:: WRITTEN PROBLEM ::
Give the number of lines holding the string "three" and nothing more.

:: INPUT ::
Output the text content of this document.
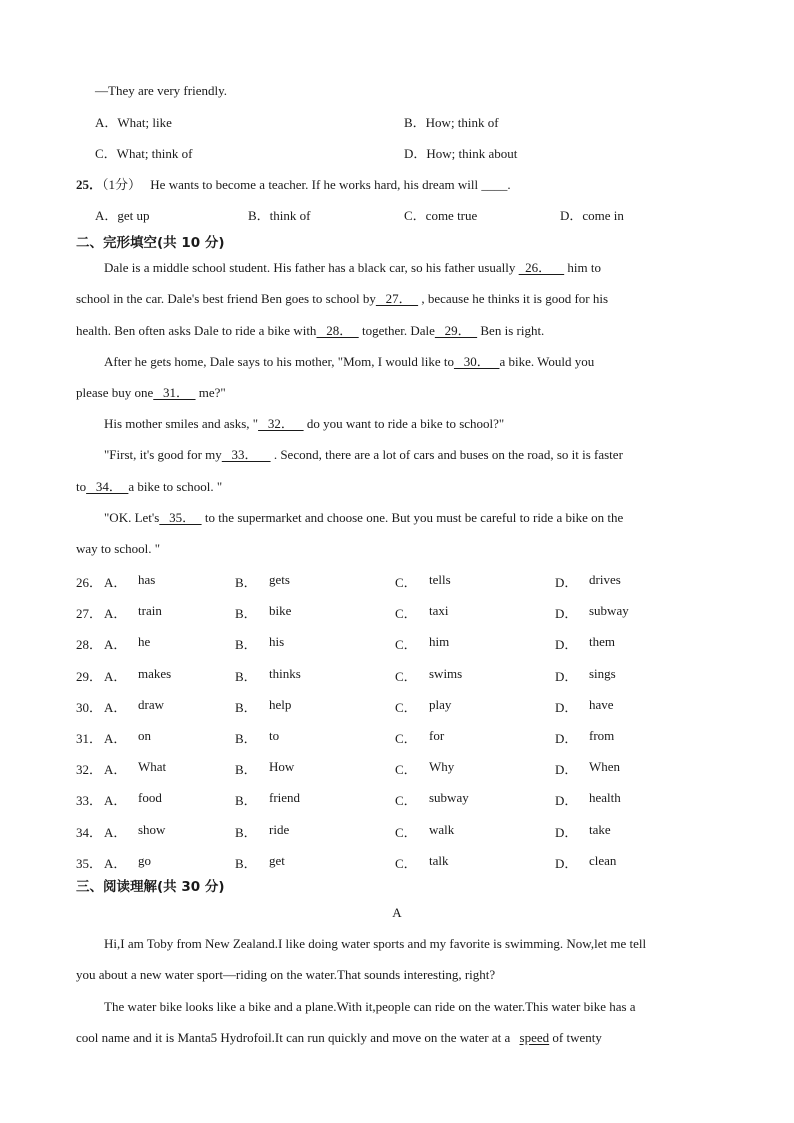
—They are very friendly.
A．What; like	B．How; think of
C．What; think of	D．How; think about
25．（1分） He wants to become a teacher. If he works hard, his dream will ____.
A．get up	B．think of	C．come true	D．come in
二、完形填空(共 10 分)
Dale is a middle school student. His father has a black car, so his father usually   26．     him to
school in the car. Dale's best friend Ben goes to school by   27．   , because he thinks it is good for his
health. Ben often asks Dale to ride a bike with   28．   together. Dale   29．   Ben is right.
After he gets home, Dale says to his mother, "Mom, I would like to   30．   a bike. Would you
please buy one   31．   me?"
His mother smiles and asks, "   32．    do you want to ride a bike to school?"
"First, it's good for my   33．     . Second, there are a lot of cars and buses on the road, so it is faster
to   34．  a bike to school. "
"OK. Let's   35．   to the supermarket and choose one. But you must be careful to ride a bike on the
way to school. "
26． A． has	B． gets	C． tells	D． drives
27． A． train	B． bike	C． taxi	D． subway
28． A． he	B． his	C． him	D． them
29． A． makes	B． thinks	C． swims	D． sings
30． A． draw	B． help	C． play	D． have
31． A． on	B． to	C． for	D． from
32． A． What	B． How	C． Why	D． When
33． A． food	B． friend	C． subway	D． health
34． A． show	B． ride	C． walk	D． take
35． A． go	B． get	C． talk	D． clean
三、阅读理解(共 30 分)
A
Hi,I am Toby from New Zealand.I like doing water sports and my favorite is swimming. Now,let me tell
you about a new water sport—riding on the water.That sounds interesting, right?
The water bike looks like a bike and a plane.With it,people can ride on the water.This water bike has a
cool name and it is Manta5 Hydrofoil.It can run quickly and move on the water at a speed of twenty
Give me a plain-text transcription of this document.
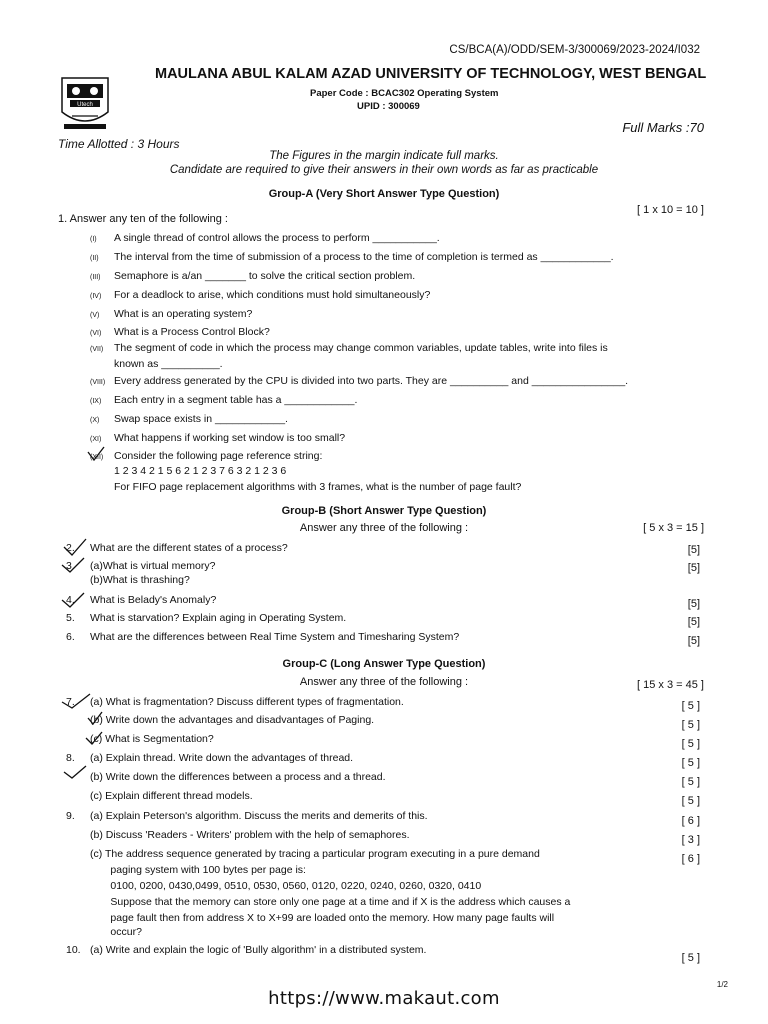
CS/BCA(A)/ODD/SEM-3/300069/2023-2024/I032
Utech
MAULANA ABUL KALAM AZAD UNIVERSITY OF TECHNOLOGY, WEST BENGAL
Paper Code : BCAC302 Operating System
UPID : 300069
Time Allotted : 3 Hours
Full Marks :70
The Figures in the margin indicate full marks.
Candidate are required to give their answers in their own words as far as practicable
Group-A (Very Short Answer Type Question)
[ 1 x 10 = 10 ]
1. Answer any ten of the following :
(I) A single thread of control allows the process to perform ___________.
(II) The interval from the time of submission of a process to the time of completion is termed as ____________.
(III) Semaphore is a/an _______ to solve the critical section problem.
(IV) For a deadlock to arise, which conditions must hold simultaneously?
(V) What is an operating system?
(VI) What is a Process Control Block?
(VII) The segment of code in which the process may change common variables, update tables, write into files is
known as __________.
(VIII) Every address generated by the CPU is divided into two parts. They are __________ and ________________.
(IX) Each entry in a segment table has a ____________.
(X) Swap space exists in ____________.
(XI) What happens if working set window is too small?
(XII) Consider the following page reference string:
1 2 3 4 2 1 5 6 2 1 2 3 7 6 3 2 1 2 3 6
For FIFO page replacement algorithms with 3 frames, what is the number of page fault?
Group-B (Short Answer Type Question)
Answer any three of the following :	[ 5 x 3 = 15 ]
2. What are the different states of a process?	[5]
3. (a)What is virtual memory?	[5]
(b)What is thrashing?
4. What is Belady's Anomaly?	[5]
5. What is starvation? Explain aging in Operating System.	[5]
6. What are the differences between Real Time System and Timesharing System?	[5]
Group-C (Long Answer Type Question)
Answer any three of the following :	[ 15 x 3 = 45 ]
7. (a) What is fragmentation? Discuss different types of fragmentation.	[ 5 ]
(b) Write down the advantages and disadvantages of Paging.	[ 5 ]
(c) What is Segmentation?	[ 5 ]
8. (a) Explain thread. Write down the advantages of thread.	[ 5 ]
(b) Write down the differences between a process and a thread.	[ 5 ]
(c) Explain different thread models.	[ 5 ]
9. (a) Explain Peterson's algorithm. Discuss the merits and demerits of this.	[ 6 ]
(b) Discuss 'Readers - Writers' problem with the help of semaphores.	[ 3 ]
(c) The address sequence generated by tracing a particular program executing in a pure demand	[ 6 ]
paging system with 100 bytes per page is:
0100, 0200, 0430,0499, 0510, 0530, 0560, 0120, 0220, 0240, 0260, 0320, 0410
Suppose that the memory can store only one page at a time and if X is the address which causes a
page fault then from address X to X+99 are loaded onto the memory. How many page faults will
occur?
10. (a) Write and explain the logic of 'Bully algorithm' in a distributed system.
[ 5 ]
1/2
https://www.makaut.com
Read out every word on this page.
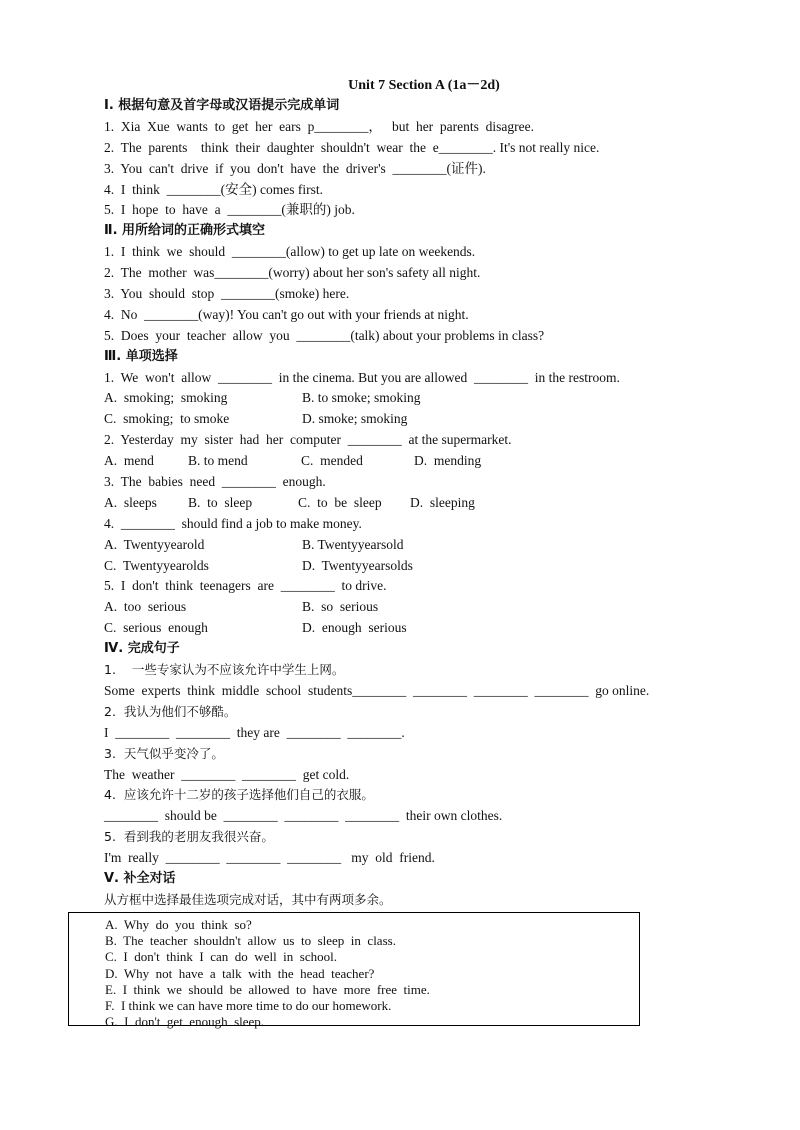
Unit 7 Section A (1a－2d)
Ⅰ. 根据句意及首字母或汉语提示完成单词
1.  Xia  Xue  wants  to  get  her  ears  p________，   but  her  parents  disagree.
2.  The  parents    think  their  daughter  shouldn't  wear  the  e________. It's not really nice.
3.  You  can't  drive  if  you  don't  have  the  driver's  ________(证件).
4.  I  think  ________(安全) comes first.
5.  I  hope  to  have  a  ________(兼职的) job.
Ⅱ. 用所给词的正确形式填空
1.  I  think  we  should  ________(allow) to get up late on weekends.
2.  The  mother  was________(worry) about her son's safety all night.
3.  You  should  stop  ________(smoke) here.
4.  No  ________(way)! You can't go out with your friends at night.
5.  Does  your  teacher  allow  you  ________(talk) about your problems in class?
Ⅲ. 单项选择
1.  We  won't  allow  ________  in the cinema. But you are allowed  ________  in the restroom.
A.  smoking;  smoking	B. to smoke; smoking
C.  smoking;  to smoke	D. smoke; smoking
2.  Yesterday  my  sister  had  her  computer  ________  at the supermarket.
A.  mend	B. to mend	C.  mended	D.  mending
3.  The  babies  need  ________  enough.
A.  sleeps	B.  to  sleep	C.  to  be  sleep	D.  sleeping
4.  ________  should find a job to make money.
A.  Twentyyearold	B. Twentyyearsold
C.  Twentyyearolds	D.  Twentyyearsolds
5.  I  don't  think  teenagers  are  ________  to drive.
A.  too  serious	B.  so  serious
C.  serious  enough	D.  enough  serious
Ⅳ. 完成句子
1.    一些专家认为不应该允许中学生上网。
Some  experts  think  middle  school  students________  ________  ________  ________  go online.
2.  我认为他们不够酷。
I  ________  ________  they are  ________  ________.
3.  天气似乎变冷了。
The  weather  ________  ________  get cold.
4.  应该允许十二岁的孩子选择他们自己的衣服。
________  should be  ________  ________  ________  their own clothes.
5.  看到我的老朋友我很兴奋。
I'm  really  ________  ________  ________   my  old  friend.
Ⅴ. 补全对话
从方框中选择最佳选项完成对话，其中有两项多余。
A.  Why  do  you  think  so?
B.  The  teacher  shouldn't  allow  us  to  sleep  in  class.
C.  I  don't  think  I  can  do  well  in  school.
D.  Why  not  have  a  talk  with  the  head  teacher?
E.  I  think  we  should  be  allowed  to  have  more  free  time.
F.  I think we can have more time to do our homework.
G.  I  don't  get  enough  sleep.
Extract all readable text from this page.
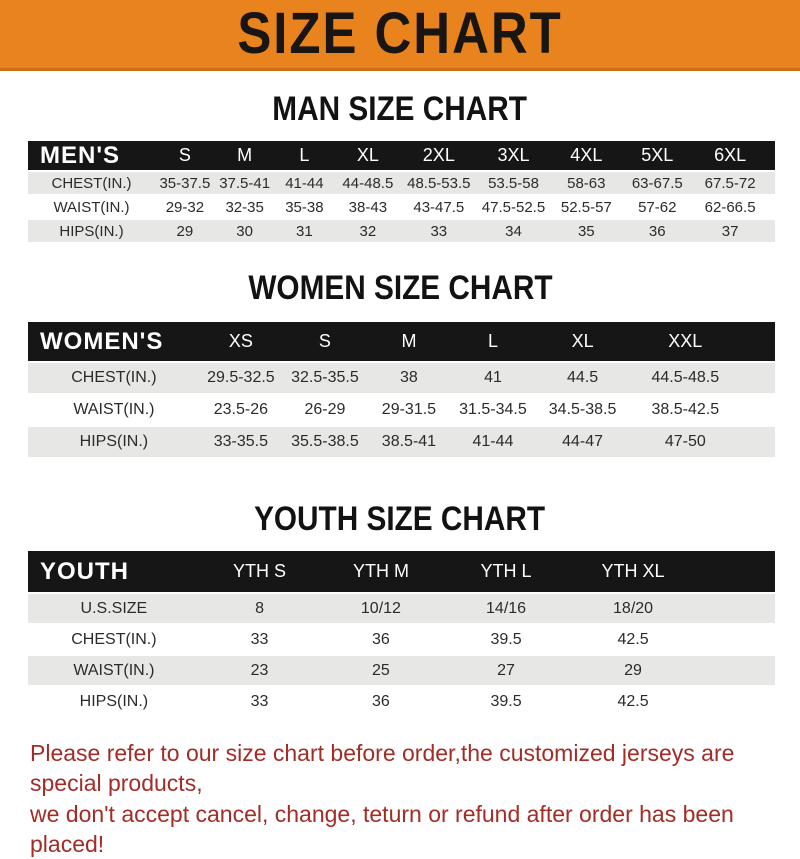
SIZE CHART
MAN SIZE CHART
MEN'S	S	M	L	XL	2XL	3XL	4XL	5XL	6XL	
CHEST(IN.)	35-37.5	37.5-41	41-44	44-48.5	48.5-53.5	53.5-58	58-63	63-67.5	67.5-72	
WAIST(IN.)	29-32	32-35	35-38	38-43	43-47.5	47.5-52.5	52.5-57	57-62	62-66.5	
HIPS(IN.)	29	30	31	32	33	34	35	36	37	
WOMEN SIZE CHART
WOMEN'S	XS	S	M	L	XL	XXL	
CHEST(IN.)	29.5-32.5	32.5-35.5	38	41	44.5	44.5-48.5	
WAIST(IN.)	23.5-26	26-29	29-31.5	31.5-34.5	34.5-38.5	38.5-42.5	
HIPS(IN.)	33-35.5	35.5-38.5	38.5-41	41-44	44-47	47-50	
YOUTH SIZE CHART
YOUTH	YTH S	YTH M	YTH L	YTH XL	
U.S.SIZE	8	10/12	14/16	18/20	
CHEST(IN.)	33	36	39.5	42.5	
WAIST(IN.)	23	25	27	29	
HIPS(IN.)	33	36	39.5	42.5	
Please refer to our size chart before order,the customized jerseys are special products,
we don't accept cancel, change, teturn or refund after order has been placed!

:: THE COMPLETED TASK ::
2